> GOAL OF THE EXERCISE: Please change every "interactable" in the records below to "clickable", keeping everything else the same and leaving the pictures out.

> DATA LINES:
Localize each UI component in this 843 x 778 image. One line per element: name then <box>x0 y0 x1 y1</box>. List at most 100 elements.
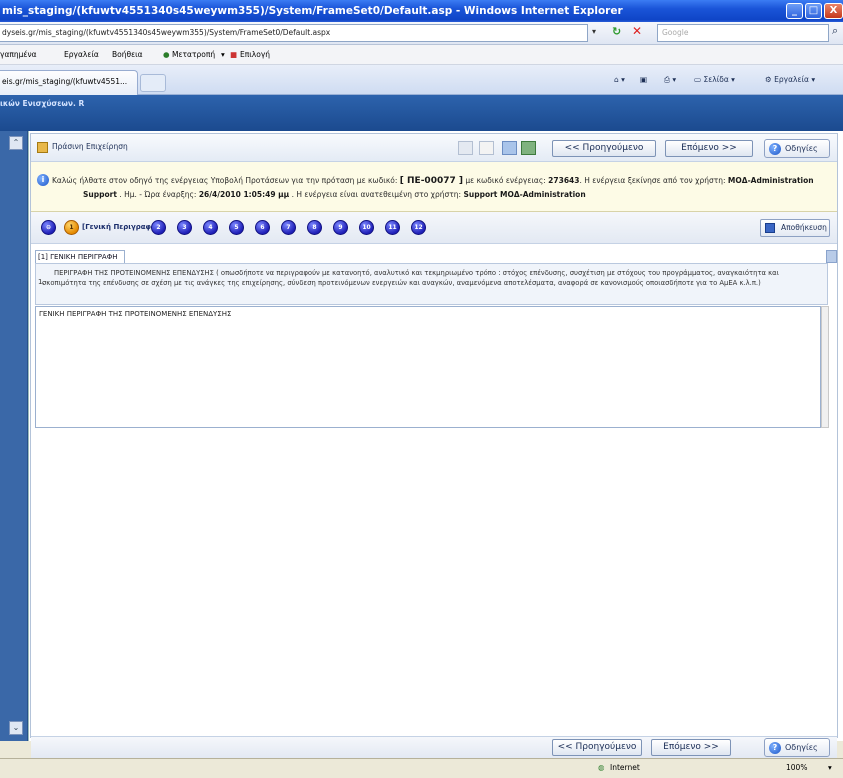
maximize-button[interactable]: □ <box>805 3 822 19</box>
browser-tab[interactable]: eis.gr/mis_staging/(kfuwtv4551... <box>0 70 138 95</box>
info-text: . Ημ. - Ώρα έναρξης: <box>119 190 197 199</box>
menu-select[interactable]: Επιλογή <box>240 45 270 65</box>
window-title-bar: mis_staging/(kfuwtv4551340s45weywm355)/S… <box>0 0 843 22</box>
new-tab-button[interactable] <box>140 74 166 92</box>
action-code: 273643 <box>548 176 580 185</box>
window-title: mis_staging/(kfuwtv4551340s45weywm355)/S… <box>2 5 623 17</box>
question-lead: ΠΕΡΙΓΡΑΦΗ ΤΗΣ ΠΡΟΤΕΙΝΟΜΕΝΗΣ ΕΠΕΝΔΥΣΗΣ <box>54 269 214 277</box>
menu-translate[interactable]: Μετατροπή <box>172 45 215 65</box>
assignee: Support ΜΟΔ-Administration <box>463 190 586 199</box>
app-side-strip <box>0 131 28 741</box>
chevron-down-icon[interactable]: ▾ <box>828 759 832 777</box>
question-number: 1. <box>38 278 45 286</box>
expand-icon[interactable] <box>826 250 837 263</box>
zoom-level[interactable]: 100% <box>786 759 807 777</box>
step-8-button[interactable]: 8 <box>307 220 322 235</box>
search-input[interactable]: Google <box>657 24 829 42</box>
previous-button-bottom[interactable]: << Προηγούμενο <box>552 739 642 756</box>
next-button[interactable]: Επόμενο >> <box>665 140 753 157</box>
step-2-button[interactable]: 2 <box>151 220 166 235</box>
proposal-code: [ ΠΕ-00077 ] <box>399 176 463 186</box>
print-icon[interactable]: ⎙ ▾ <box>664 70 676 90</box>
save-label: Αποθήκευση <box>781 223 827 232</box>
wizard-bottom-bar: << Προηγούμενο Επόμενο >> ? Οδηγίες <box>31 736 837 758</box>
app-header: ικών Ενισχύσεων. R <box>0 95 843 131</box>
info-text: . Η ενέργεια είναι ανατεθειμένη στο χρήσ… <box>291 190 462 199</box>
previous-button[interactable]: << Προηγούμενο <box>552 140 656 157</box>
step-home-button[interactable]: ⊖ <box>41 220 56 235</box>
step-1-button[interactable]: 1 <box>64 220 79 235</box>
help-label: Οδηγίες <box>785 743 818 752</box>
tools-icon: ⚙ <box>765 75 772 84</box>
page-icon: ▭ <box>694 75 702 84</box>
page-menu[interactable]: ▭ Σελίδα ▾ <box>694 70 735 90</box>
help-button[interactable]: ? Οδηγίες <box>764 139 830 158</box>
current-step-label: [Γενική Περιγραφή] <box>82 223 160 231</box>
info-text: . Η ενέργεια ξεκίνησε από τον χρήστη: <box>579 176 726 185</box>
step-10-button[interactable]: 10 <box>359 220 374 235</box>
description-textarea[interactable]: ΓΕΝΙΚΗ ΠΕΡΙΓΡΑΦΗ ΤΗΣ ΠΡΟΤΕΙΝΟΜΕΝΗΣ ΕΠΕΝΔ… <box>35 306 821 428</box>
address-input[interactable]: dyseis.gr/mis_staging/(kfuwtv4551340s45w… <box>0 24 588 42</box>
edit-icon[interactable] <box>479 141 494 155</box>
step-9-button[interactable]: 9 <box>333 220 348 235</box>
menu-help[interactable]: Βοήθεια <box>112 45 143 65</box>
select-icon: ■ <box>230 50 238 59</box>
info-line-1: Καλώς ήλθατε στον οδηγό της ενέργειας Υπ… <box>52 174 834 188</box>
chevron-down-icon: ▾ <box>221 50 225 59</box>
help-button-bottom[interactable]: ? Οδηγίες <box>764 738 830 757</box>
save-button[interactable]: Αποθήκευση <box>760 219 830 237</box>
section-question: 1. ΠΕΡΙΓΡΑΦΗ ΤΗΣ ΠΡΟΤΕΙΝΟΜΕΝΗΣ ΕΠΕΝΔΥΣΗΣ… <box>35 263 828 305</box>
step-bar: ⊖ 1 [Γενική Περιγραφή] 2 3 4 5 6 7 8 9 1… <box>31 212 837 244</box>
browser-tab-bar: eis.gr/mis_staging/(kfuwtv4551... ⌂ ▾ ▣ … <box>0 65 843 95</box>
collapse-up-button[interactable]: ⌃ <box>9 136 23 150</box>
app-title: ικών Ενισχύσεων. R <box>0 99 85 108</box>
info-icon: i <box>37 174 49 186</box>
info-line-2: Support . Ημ. - Ώρα έναρξης: 26/4/2010 1… <box>83 188 586 202</box>
minimize-button[interactable]: _ <box>786 3 803 19</box>
wizard-toolbar: Πράσινη Επιχείρηση << Προηγούμενο Επόμεν… <box>31 134 837 162</box>
step-3-button[interactable]: 3 <box>177 220 192 235</box>
user-name: ΜΟΔ-Administration <box>727 176 814 185</box>
info-text: με κωδικό ενέργειας: <box>465 176 546 185</box>
folder-icon <box>37 142 48 153</box>
export-icon[interactable] <box>458 141 473 155</box>
collapse-down-button[interactable]: ⌄ <box>9 721 23 735</box>
address-bar: dyseis.gr/mis_staging/(kfuwtv4551340s45w… <box>0 22 843 45</box>
help-icon: ? <box>769 742 781 754</box>
step-11-button[interactable]: 11 <box>385 220 400 235</box>
translate-icon: ● <box>163 50 170 59</box>
refresh-icon[interactable]: ↻ <box>612 25 621 38</box>
menu-bar: γαπημένα Εργαλεία Βοήθεια ● Μετατροπή ▾ … <box>0 45 843 65</box>
next-button-bottom[interactable]: Επόμενο >> <box>651 739 731 756</box>
user-name-cont: Support <box>83 190 117 199</box>
page-menu-label: Σελίδα <box>703 75 729 84</box>
help-icon: ? <box>769 143 781 155</box>
sheet-icon[interactable] <box>521 141 536 155</box>
start-time: 26/4/2010 1:05:49 μμ <box>198 190 290 199</box>
step-7-button[interactable]: 7 <box>281 220 296 235</box>
home-icon[interactable]: ⌂ ▾ <box>614 70 625 90</box>
step-4-button[interactable]: 4 <box>203 220 218 235</box>
help-label: Οδηγίες <box>785 144 818 153</box>
globe-icon: ◍ <box>598 763 605 772</box>
menu-favorites[interactable]: γαπημένα <box>0 45 37 65</box>
stop-icon[interactable]: ✕ <box>630 24 644 40</box>
section-tab[interactable]: [1] ΓΕΝΙΚΗ ΠΕΡΙΓΡΑΦΗ <box>35 250 125 264</box>
step-5-button[interactable]: 5 <box>229 220 244 235</box>
tools-menu[interactable]: ⚙ Εργαλεία ▾ <box>765 70 815 90</box>
form-icon[interactable] <box>502 141 517 155</box>
close-window-button[interactable]: X <box>824 3 843 19</box>
step-12-button[interactable]: 12 <box>411 220 426 235</box>
textarea-scrollbar[interactable] <box>821 306 829 428</box>
search-icon[interactable]: ⌕ <box>832 24 838 38</box>
dropdown-icon[interactable]: ▾ <box>592 27 602 39</box>
status-bar: ◍ Internet 100% ▾ <box>0 758 843 778</box>
breadcrumb[interactable]: Πράσινη Επιχείρηση <box>52 142 128 151</box>
tools-menu-label: Εργαλεία <box>774 75 809 84</box>
security-zone: Internet <box>610 763 640 772</box>
menu-tools[interactable]: Εργαλεία <box>64 45 99 65</box>
feeds-icon[interactable]: ▣ <box>640 70 647 90</box>
info-text: Καλώς ήλθατε στον οδηγό της ενέργειας Υπ… <box>52 176 398 185</box>
info-bar: i Καλώς ήλθατε στον οδηγό της ενέργειας … <box>31 162 837 212</box>
step-6-button[interactable]: 6 <box>255 220 270 235</box>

> RESULT BELOW:
Localize each UI component in this 843 x 778 image. One line per element: name then <box>x0 y0 x1 y1</box>. List at most 100 elements.
maximize-button[clickable]: □ <box>805 3 822 19</box>
browser-tab[clickable]: eis.gr/mis_staging/(kfuwtv4551... <box>0 70 138 95</box>
info-text: . Ημ. - Ώρα έναρξης: <box>119 190 197 199</box>
menu-select[clickable]: Επιλογή <box>240 45 270 65</box>
window-title-bar: mis_staging/(kfuwtv4551340s45weywm355)/S… <box>0 0 843 22</box>
new-tab-button[clickable] <box>140 74 166 92</box>
action-code: 273643 <box>548 176 580 185</box>
window-title: mis_staging/(kfuwtv4551340s45weywm355)/S… <box>2 5 623 17</box>
question-lead: ΠΕΡΙΓΡΑΦΗ ΤΗΣ ΠΡΟΤΕΙΝΟΜΕΝΗΣ ΕΠΕΝΔΥΣΗΣ <box>54 269 214 277</box>
menu-translate[clickable]: Μετατροπή <box>172 45 215 65</box>
assignee: Support ΜΟΔ-Administration <box>463 190 586 199</box>
app-side-strip <box>0 131 28 741</box>
chevron-down-icon[clickable]: ▾ <box>828 759 832 777</box>
question-number: 1. <box>38 278 45 286</box>
expand-icon[clickable] <box>826 250 837 263</box>
zoom-level[clickable]: 100% <box>786 759 807 777</box>
step-8-button[clickable]: 8 <box>307 220 322 235</box>
search-input[clickable]: Google <box>657 24 829 42</box>
previous-button-bottom[clickable]: << Προηγούμενο <box>552 739 642 756</box>
next-button[clickable]: Επόμενο >> <box>665 140 753 157</box>
step-2-button[clickable]: 2 <box>151 220 166 235</box>
proposal-code: [ ΠΕ-00077 ] <box>399 176 463 186</box>
print-icon[clickable]: ⎙ ▾ <box>664 70 676 90</box>
save-label: Αποθήκευση <box>781 223 827 232</box>
wizard-bottom-bar: << Προηγούμενο Επόμενο >> ? Οδηγίες <box>31 736 837 758</box>
app-header: ικών Ενισχύσεων. R <box>0 95 843 131</box>
info-text: . Η ενέργεια είναι ανατεθειμένη στο χρήσ… <box>291 190 462 199</box>
previous-button[clickable]: << Προηγούμενο <box>552 140 656 157</box>
step-home-button[clickable]: ⊖ <box>41 220 56 235</box>
step-1-button[clickable]: 1 <box>64 220 79 235</box>
help-label: Οδηγίες <box>785 743 818 752</box>
tools-icon: ⚙ <box>765 75 772 84</box>
page-icon: ▭ <box>694 75 702 84</box>
page-menu[clickable]: ▭ Σελίδα ▾ <box>694 70 735 90</box>
help-button[clickable]: ? Οδηγίες <box>764 139 830 158</box>
current-step-label: [Γενική Περιγραφή] <box>82 223 160 231</box>
info-text: . Η ενέργεια ξεκίνησε από τον χρήστη: <box>579 176 726 185</box>
step-10-button[clickable]: 10 <box>359 220 374 235</box>
description-textarea[clickable]: ΓΕΝΙΚΗ ΠΕΡΙΓΡΑΦΗ ΤΗΣ ΠΡΟΤΕΙΝΟΜΕΝΗΣ ΕΠΕΝΔ… <box>35 306 821 428</box>
address-input[clickable]: dyseis.gr/mis_staging/(kfuwtv4551340s45w… <box>0 24 588 42</box>
edit-icon[clickable] <box>479 141 494 155</box>
step-9-button[clickable]: 9 <box>333 220 348 235</box>
menu-help[clickable]: Βοήθεια <box>112 45 143 65</box>
select-icon: ■ <box>230 50 238 59</box>
info-line-1: Καλώς ήλθατε στον οδηγό της ενέργειας Υπ… <box>52 174 834 188</box>
chevron-down-icon: ▾ <box>221 50 225 59</box>
help-button-bottom[clickable]: ? Οδηγίες <box>764 738 830 757</box>
save-button[clickable]: Αποθήκευση <box>760 219 830 237</box>
section-question: 1. ΠΕΡΙΓΡΑΦΗ ΤΗΣ ΠΡΟΤΕΙΝΟΜΕΝΗΣ ΕΠΕΝΔΥΣΗΣ… <box>35 263 828 305</box>
step-bar: ⊖ 1 [Γενική Περιγραφή] 2 3 4 5 6 7 8 9 1… <box>31 212 837 244</box>
browser-tab-bar: eis.gr/mis_staging/(kfuwtv4551... ⌂ ▾ ▣ … <box>0 65 843 95</box>
collapse-up-button[clickable]: ⌃ <box>9 136 23 150</box>
app-title: ικών Ενισχύσεων. R <box>0 99 85 108</box>
info-icon: i <box>37 174 49 186</box>
info-line-2: Support . Ημ. - Ώρα έναρξης: 26/4/2010 1… <box>83 188 586 202</box>
minimize-button[clickable]: _ <box>786 3 803 19</box>
wizard-toolbar: Πράσινη Επιχείρηση << Προηγούμενο Επόμεν… <box>31 134 837 162</box>
step-3-button[clickable]: 3 <box>177 220 192 235</box>
user-name: ΜΟΔ-Administration <box>727 176 814 185</box>
info-text: με κωδικό ενέργειας: <box>465 176 546 185</box>
folder-icon <box>37 142 48 153</box>
export-icon[clickable] <box>458 141 473 155</box>
collapse-down-button[clickable]: ⌄ <box>9 721 23 735</box>
address-bar: dyseis.gr/mis_staging/(kfuwtv4551340s45w… <box>0 22 843 45</box>
help-icon: ? <box>769 742 781 754</box>
step-11-button[clickable]: 11 <box>385 220 400 235</box>
translate-icon: ● <box>163 50 170 59</box>
refresh-icon[clickable]: ↻ <box>612 25 621 38</box>
menu-bar: γαπημένα Εργαλεία Βοήθεια ● Μετατροπή ▾ … <box>0 45 843 65</box>
next-button-bottom[clickable]: Επόμενο >> <box>651 739 731 756</box>
user-name-cont: Support <box>83 190 117 199</box>
page-menu-label: Σελίδα <box>703 75 729 84</box>
help-icon: ? <box>769 143 781 155</box>
sheet-icon[clickable] <box>521 141 536 155</box>
start-time: 26/4/2010 1:05:49 μμ <box>198 190 290 199</box>
step-7-button[clickable]: 7 <box>281 220 296 235</box>
home-icon[clickable]: ⌂ ▾ <box>614 70 625 90</box>
step-4-button[clickable]: 4 <box>203 220 218 235</box>
help-label: Οδηγίες <box>785 144 818 153</box>
globe-icon: ◍ <box>598 763 605 772</box>
menu-favorites[clickable]: γαπημένα <box>0 45 37 65</box>
stop-icon[clickable]: ✕ <box>630 24 644 40</box>
section-tab[clickable]: [1] ΓΕΝΙΚΗ ΠΕΡΙΓΡΑΦΗ <box>35 250 125 264</box>
step-5-button[clickable]: 5 <box>229 220 244 235</box>
tools-menu[clickable]: ⚙ Εργαλεία ▾ <box>765 70 815 90</box>
form-icon[clickable] <box>502 141 517 155</box>
close-window-button[clickable]: X <box>824 3 843 19</box>
step-12-button[clickable]: 12 <box>411 220 426 235</box>
textarea-scrollbar[clickable] <box>821 306 829 428</box>
search-icon[clickable]: ⌕ <box>832 24 838 38</box>
dropdown-icon[clickable]: ▾ <box>592 27 602 39</box>
status-bar: ◍ Internet 100% ▾ <box>0 758 843 778</box>
breadcrumb[clickable]: Πράσινη Επιχείρηση <box>52 142 128 151</box>
tools-menu-label: Εργαλεία <box>774 75 809 84</box>
security-zone: Internet <box>610 763 640 772</box>
menu-tools[clickable]: Εργαλεία <box>64 45 99 65</box>
feeds-icon[clickable]: ▣ <box>640 70 647 90</box>
info-text: Καλώς ήλθατε στον οδηγό της ενέργειας Υπ… <box>52 176 398 185</box>
info-bar: i Καλώς ήλθατε στον οδηγό της ενέργειας … <box>31 162 837 212</box>
step-6-button[clickable]: 6 <box>255 220 270 235</box>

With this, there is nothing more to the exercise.